Task statement:
Return each of the records below unchanged, line for line.

Input:
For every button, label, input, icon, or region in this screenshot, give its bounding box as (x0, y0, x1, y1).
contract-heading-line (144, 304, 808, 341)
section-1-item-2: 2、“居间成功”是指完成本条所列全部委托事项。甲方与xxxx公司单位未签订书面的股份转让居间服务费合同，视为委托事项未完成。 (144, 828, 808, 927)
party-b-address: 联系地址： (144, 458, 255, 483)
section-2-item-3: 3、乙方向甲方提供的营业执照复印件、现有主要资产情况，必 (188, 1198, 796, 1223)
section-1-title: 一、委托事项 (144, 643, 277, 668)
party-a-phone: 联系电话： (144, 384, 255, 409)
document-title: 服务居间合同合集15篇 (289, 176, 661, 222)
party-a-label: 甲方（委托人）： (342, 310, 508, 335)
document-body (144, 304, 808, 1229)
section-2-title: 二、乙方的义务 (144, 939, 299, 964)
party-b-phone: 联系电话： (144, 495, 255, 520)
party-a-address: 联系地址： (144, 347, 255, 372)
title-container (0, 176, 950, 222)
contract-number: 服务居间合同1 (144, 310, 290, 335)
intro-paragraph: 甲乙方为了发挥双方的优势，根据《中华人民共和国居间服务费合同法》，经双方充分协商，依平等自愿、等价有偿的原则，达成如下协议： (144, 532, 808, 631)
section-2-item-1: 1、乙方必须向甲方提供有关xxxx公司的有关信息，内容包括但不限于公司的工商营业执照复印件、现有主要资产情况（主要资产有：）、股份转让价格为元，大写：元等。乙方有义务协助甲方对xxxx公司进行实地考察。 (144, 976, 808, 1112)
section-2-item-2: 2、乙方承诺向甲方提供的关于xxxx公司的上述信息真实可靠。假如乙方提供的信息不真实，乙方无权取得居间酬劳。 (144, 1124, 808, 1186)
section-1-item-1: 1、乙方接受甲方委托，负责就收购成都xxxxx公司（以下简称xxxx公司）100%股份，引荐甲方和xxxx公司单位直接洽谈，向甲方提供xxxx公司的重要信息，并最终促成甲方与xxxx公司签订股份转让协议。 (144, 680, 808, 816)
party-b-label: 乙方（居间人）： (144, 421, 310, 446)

Output for this exercise:
For every button, label, input, icon, or region in this screenshot, give its bounding box as (x0, y0, x1, y1).
contract-heading-line (144, 304, 808, 341)
section-1-item-2: 2、“居间成功”是指完成本条所列全部委托事项。甲方与xxxx公司单位未签订书面的股份转让居间服务费合同，视为委托事项未完成。 (144, 828, 808, 927)
party-b-address: 联系地址： (144, 458, 255, 483)
section-2-item-3: 3、乙方向甲方提供的营业执照复印件、现有主要资产情况，必 (188, 1198, 796, 1223)
section-1-title: 一、委托事项 (144, 643, 277, 668)
party-a-phone: 联系电话： (144, 384, 255, 409)
document-title: 服务居间合同合集15篇 (289, 176, 661, 222)
party-a-label: 甲方（委托人）： (342, 310, 508, 335)
document-body (144, 304, 808, 1229)
section-2-title: 二、乙方的义务 (144, 939, 299, 964)
party-b-phone: 联系电话： (144, 495, 255, 520)
party-a-address: 联系地址： (144, 347, 255, 372)
title-container (0, 176, 950, 222)
contract-number: 服务居间合同1 (144, 310, 290, 335)
intro-paragraph: 甲乙方为了发挥双方的优势，根据《中华人民共和国居间服务费合同法》，经双方充分协商，依平等自愿、等价有偿的原则，达成如下协议： (144, 532, 808, 631)
section-2-item-1: 1、乙方必须向甲方提供有关xxxx公司的有关信息，内容包括但不限于公司的工商营业执照复印件、现有主要资产情况（主要资产有：）、股份转让价格为元，大写：元等。乙方有义务协助甲方对xxxx公司进行实地考察。 (144, 976, 808, 1112)
section-2-item-2: 2、乙方承诺向甲方提供的关于xxxx公司的上述信息真实可靠。假如乙方提供的信息不真实，乙方无权取得居间酬劳。 (144, 1124, 808, 1186)
section-1-item-1: 1、乙方接受甲方委托，负责就收购成都xxxxx公司（以下简称xxxx公司）100%股份，引荐甲方和xxxx公司单位直接洽谈，向甲方提供xxxx公司的重要信息，并最终促成甲方与xxxx公司签订股份转让协议。 (144, 680, 808, 816)
party-b-label: 乙方（居间人）： (144, 421, 310, 446)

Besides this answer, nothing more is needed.